§ **Problem to solve**
Lines that hold the word "三星堆未来启示录" should be located and copied.

[Lines of data]
※

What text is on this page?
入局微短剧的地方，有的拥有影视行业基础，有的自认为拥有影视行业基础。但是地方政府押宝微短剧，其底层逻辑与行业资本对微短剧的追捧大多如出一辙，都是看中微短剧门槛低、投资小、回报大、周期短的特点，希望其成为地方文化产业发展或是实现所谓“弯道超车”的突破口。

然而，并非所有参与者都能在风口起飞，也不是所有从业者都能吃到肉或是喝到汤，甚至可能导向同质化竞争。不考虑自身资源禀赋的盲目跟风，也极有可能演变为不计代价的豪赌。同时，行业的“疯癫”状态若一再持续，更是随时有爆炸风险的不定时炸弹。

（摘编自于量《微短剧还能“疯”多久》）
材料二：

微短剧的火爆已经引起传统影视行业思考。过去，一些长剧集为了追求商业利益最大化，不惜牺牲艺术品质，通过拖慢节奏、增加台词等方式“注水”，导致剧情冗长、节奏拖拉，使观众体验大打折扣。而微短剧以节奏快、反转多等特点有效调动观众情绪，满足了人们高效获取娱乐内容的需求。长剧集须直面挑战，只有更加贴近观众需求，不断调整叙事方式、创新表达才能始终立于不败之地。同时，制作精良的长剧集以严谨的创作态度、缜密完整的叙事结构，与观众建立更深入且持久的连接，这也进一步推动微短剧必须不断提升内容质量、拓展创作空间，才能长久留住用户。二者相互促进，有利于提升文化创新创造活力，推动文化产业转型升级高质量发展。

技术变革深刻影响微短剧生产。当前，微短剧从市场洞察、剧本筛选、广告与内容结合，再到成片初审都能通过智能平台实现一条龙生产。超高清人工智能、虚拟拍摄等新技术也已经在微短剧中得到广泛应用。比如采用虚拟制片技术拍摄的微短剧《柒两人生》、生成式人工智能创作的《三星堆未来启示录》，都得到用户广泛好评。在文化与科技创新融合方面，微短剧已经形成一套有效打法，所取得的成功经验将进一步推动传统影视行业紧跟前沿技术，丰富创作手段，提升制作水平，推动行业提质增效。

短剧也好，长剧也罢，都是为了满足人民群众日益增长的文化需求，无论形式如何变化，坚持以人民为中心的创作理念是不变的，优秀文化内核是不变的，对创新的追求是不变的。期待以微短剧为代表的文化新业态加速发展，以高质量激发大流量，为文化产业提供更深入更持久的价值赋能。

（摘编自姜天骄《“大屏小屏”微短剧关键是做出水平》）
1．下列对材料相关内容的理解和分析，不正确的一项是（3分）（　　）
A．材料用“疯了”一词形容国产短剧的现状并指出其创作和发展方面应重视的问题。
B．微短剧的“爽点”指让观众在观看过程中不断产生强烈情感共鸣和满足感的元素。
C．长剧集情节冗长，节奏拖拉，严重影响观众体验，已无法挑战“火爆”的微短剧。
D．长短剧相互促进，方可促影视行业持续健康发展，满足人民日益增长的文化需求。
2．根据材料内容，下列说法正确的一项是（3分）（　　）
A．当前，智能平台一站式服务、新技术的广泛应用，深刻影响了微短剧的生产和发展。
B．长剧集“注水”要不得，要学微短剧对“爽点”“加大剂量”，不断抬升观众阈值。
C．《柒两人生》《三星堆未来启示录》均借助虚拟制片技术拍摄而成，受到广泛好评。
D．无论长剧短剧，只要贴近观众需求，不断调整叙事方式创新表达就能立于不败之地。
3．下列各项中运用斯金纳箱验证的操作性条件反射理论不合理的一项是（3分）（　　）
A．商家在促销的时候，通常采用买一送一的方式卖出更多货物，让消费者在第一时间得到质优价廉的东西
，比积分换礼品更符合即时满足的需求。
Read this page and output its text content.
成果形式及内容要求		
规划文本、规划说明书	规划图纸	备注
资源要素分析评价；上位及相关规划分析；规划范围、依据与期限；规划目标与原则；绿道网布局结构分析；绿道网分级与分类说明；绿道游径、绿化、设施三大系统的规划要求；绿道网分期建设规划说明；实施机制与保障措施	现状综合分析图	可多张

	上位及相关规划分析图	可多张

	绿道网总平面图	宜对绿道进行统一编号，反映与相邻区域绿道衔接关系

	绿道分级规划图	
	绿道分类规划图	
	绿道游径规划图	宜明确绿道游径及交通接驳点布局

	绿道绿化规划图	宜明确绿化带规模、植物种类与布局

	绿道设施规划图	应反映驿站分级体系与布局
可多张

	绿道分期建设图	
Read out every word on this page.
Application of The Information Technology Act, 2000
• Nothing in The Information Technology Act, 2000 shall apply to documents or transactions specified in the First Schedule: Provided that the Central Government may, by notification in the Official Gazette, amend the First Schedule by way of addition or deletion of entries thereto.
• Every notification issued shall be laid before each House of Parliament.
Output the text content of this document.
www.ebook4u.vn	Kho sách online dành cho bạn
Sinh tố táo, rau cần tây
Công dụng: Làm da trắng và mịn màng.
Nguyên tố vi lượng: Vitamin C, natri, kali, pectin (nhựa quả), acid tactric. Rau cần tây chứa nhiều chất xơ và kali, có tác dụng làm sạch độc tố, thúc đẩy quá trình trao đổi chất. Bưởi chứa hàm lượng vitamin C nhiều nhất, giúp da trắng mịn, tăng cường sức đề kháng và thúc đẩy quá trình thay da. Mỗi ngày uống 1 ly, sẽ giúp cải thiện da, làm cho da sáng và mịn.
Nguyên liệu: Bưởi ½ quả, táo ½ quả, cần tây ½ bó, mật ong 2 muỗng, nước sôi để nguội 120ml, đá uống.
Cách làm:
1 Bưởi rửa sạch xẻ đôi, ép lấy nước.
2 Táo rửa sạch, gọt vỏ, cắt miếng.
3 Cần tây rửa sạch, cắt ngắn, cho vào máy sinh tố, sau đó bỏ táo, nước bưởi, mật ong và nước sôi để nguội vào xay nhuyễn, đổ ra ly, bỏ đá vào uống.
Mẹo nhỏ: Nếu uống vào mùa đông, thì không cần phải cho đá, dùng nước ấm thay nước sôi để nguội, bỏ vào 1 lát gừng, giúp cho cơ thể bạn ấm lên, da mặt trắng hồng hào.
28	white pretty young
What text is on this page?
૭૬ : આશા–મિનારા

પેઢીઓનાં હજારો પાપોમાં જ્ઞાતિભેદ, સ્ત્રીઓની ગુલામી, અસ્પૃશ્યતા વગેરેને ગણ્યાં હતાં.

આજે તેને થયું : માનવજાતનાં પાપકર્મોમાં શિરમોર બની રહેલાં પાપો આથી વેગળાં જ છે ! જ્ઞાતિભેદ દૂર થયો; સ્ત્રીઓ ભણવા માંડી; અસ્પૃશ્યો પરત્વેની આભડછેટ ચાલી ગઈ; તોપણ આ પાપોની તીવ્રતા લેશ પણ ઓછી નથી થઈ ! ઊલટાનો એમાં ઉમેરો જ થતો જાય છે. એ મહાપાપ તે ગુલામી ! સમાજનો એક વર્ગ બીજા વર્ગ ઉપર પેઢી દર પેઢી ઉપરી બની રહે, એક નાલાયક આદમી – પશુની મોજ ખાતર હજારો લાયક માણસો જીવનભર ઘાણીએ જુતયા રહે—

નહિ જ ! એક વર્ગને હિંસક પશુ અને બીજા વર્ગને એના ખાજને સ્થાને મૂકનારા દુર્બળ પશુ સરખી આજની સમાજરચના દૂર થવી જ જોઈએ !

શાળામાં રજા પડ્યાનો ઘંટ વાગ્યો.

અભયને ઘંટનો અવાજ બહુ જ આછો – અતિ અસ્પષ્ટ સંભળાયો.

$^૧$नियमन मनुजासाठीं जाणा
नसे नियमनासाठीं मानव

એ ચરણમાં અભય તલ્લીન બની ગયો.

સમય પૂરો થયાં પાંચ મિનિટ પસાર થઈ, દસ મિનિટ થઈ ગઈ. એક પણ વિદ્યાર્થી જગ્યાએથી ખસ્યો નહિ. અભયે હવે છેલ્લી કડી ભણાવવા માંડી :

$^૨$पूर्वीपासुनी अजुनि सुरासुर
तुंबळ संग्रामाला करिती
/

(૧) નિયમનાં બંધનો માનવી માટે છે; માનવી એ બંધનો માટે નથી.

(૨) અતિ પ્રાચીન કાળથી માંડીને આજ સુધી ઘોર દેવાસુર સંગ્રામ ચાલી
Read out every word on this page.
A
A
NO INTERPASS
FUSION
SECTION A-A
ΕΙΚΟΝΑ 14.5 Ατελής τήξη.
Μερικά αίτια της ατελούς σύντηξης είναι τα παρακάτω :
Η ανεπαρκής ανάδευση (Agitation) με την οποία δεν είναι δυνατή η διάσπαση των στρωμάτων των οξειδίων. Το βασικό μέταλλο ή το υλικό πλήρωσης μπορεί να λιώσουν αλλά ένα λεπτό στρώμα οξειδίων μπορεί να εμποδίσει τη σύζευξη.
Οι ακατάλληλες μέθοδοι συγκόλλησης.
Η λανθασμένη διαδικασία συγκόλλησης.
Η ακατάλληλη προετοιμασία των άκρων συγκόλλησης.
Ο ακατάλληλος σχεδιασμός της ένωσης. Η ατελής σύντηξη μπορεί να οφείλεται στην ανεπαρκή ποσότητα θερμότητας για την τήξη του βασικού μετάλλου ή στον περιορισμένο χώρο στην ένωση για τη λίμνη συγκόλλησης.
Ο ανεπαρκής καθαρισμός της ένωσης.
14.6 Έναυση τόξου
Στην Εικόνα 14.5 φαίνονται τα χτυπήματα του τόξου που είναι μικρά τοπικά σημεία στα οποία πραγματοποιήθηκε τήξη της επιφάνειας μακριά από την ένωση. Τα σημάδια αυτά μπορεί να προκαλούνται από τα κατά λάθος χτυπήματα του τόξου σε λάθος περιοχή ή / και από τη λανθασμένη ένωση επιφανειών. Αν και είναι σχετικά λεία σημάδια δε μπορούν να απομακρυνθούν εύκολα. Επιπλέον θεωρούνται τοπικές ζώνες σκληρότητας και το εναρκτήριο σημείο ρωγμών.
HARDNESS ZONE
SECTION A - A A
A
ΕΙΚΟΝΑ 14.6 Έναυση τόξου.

※

§ **Output of the exercise**
技术变革深刻影响微短剧生产。当前，微短剧从市场洞察、剧本筛选、广告与内容结合，再到成片初审都能通过智能平台实现一条龙生产。超高清人工智能、虚拟拍摄等新技术也已经在微短剧中得到广泛应用。比如采用虚拟制片技术拍摄的微短剧《柒两人生》、生成式人工智能创作的《三星堆未来启示录》，都得到用户广泛好评。在文化与科技创新融合方面，微短剧已经形成一套有效打法，所取得的成功经验将进一步推动传统影视行业紧跟前沿技术，丰富创作手段，提升制作水平，推动行业提质增效。
C．《柒两人生》《三星堆未来启示录》均借助虚拟制片技术拍摄而成，受到广泛好评。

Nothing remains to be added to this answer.